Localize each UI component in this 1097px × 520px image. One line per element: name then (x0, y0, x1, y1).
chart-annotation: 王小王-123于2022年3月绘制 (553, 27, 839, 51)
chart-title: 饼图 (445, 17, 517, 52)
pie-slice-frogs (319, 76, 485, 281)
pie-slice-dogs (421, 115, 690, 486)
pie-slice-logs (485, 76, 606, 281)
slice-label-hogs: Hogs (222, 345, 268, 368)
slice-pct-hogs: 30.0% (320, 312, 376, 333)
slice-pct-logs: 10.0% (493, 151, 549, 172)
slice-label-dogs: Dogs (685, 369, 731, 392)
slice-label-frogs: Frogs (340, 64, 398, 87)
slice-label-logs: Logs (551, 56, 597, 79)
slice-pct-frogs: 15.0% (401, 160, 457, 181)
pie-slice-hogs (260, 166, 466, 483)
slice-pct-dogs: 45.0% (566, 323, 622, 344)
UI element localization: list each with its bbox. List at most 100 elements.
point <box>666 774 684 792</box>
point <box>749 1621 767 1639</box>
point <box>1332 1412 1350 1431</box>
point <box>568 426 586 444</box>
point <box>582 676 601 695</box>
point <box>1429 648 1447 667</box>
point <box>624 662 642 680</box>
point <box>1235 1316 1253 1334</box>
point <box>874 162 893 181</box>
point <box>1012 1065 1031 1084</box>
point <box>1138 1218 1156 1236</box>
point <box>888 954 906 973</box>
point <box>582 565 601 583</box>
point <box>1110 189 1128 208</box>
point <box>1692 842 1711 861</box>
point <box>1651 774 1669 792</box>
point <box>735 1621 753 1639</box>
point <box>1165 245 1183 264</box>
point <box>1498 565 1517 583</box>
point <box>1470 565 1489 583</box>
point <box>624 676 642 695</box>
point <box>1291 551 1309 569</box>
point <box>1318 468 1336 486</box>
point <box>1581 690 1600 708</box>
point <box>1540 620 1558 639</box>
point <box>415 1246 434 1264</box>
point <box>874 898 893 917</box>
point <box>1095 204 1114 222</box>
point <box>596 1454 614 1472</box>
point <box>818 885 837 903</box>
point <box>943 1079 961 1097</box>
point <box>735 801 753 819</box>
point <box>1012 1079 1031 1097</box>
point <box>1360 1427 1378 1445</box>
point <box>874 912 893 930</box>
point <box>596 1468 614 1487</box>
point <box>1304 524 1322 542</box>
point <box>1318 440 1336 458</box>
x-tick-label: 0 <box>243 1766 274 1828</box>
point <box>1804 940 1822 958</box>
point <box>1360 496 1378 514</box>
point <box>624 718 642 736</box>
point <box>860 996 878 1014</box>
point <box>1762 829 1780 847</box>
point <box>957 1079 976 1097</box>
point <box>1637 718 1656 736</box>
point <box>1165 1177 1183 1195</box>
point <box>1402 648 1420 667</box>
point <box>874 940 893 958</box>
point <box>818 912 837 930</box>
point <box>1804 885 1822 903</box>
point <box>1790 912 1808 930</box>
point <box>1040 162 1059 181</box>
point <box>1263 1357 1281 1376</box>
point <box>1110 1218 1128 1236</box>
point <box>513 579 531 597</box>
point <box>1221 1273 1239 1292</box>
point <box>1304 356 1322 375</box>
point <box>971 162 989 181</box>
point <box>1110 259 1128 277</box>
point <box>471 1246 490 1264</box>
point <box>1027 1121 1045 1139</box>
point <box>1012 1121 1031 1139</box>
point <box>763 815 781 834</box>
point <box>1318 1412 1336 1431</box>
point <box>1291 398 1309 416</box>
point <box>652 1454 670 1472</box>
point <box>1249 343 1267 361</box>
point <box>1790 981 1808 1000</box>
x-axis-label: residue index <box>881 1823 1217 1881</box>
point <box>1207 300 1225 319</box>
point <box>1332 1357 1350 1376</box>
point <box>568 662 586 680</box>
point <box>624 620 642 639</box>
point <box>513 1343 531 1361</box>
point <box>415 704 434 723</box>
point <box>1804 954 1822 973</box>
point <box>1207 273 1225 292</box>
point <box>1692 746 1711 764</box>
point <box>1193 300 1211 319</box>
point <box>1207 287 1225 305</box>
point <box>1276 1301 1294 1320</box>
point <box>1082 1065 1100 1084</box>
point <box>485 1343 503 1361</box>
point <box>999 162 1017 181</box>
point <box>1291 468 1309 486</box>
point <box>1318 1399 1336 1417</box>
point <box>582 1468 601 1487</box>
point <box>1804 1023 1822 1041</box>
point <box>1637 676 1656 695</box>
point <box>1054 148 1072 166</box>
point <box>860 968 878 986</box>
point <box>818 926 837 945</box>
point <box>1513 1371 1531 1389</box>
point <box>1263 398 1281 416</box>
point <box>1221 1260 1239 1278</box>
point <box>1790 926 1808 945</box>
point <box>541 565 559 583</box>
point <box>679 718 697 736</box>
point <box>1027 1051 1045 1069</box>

☆ ☆ ☆ ☆ ☆

What is required: Copy out all of the material above, swapping "chart-title" for "chart-heading" and leaving everything else unchanged.

Written reply:
Localize each UI component in this 1097px × 520px image. One line per element: name then (x0, y0, x1, y1).
chart-annotation: 王小王-123于2022年3月绘制 (553, 27, 839, 51)
chart-heading: 饼图 (445, 17, 517, 52)
pie-slice-frogs (319, 76, 485, 281)
pie-slice-dogs (421, 115, 690, 486)
pie-slice-logs (485, 76, 606, 281)
slice-label-hogs: Hogs (222, 345, 268, 368)
slice-pct-hogs: 30.0% (320, 312, 376, 333)
slice-pct-logs: 10.0% (493, 151, 549, 172)
slice-label-dogs: Dogs (685, 369, 731, 392)
slice-label-frogs: Frogs (340, 64, 398, 87)
slice-label-logs: Logs (551, 56, 597, 79)
slice-pct-frogs: 15.0% (401, 160, 457, 181)
pie-slice-hogs (260, 166, 466, 483)
slice-pct-dogs: 45.0% (566, 323, 622, 344)
UI element localization: list each with its bbox. List at most 100 elements.
point <box>666 774 684 792</box>
point <box>749 1621 767 1639</box>
point <box>1332 1412 1350 1431</box>
point <box>568 426 586 444</box>
point <box>582 676 601 695</box>
point <box>1429 648 1447 667</box>
point <box>624 662 642 680</box>
point <box>1235 1316 1253 1334</box>
point <box>874 162 893 181</box>
point <box>1012 1065 1031 1084</box>
point <box>1138 1218 1156 1236</box>
point <box>888 954 906 973</box>
point <box>582 565 601 583</box>
point <box>1110 189 1128 208</box>
point <box>1692 842 1711 861</box>
point <box>1651 774 1669 792</box>
point <box>735 1621 753 1639</box>
point <box>1165 245 1183 264</box>
point <box>1498 565 1517 583</box>
point <box>1470 565 1489 583</box>
point <box>624 676 642 695</box>
point <box>1291 551 1309 569</box>
point <box>1318 468 1336 486</box>
point <box>1581 690 1600 708</box>
point <box>1540 620 1558 639</box>
point <box>415 1246 434 1264</box>
point <box>874 898 893 917</box>
point <box>1095 204 1114 222</box>
point <box>596 1454 614 1472</box>
point <box>818 885 837 903</box>
point <box>943 1079 961 1097</box>
point <box>735 801 753 819</box>
point <box>1012 1079 1031 1097</box>
point <box>1360 1427 1378 1445</box>
point <box>874 912 893 930</box>
point <box>596 1468 614 1487</box>
point <box>1304 524 1322 542</box>
point <box>1318 440 1336 458</box>
x-tick-label: 0 <box>243 1766 274 1828</box>
point <box>1804 940 1822 958</box>
point <box>1360 496 1378 514</box>
point <box>624 718 642 736</box>
point <box>860 996 878 1014</box>
point <box>1762 829 1780 847</box>
point <box>957 1079 976 1097</box>
point <box>1637 718 1656 736</box>
point <box>1165 1177 1183 1195</box>
point <box>1402 648 1420 667</box>
point <box>874 940 893 958</box>
point <box>818 912 837 930</box>
point <box>1804 885 1822 903</box>
point <box>1790 912 1808 930</box>
point <box>1040 162 1059 181</box>
point <box>1263 1357 1281 1376</box>
point <box>1110 1218 1128 1236</box>
point <box>513 579 531 597</box>
point <box>1221 1273 1239 1292</box>
point <box>1304 356 1322 375</box>
point <box>971 162 989 181</box>
point <box>1110 259 1128 277</box>
point <box>471 1246 490 1264</box>
point <box>1027 1121 1045 1139</box>
point <box>1012 1121 1031 1139</box>
point <box>763 815 781 834</box>
point <box>1318 1412 1336 1431</box>
point <box>1291 398 1309 416</box>
point <box>652 1454 670 1472</box>
point <box>1249 343 1267 361</box>
point <box>1790 981 1808 1000</box>
x-axis-label: residue index <box>881 1823 1217 1881</box>
point <box>1207 300 1225 319</box>
point <box>1332 1357 1350 1376</box>
point <box>568 662 586 680</box>
point <box>624 620 642 639</box>
point <box>513 1343 531 1361</box>
point <box>415 704 434 723</box>
point <box>1804 954 1822 973</box>
point <box>1207 273 1225 292</box>
point <box>1692 746 1711 764</box>
point <box>1193 300 1211 319</box>
point <box>1207 287 1225 305</box>
point <box>1276 1301 1294 1320</box>
point <box>1082 1065 1100 1084</box>
point <box>485 1343 503 1361</box>
point <box>999 162 1017 181</box>
point <box>1291 468 1309 486</box>
point <box>1318 1399 1336 1417</box>
point <box>582 1468 601 1487</box>
point <box>1804 1023 1822 1041</box>
point <box>1637 676 1656 695</box>
point <box>1054 148 1072 166</box>
point <box>860 968 878 986</box>
point <box>818 926 837 945</box>
point <box>1513 1371 1531 1389</box>
point <box>1263 398 1281 416</box>
point <box>1221 1260 1239 1278</box>
point <box>1790 926 1808 945</box>
point <box>541 565 559 583</box>
point <box>679 718 697 736</box>
point <box>1027 1051 1045 1069</box>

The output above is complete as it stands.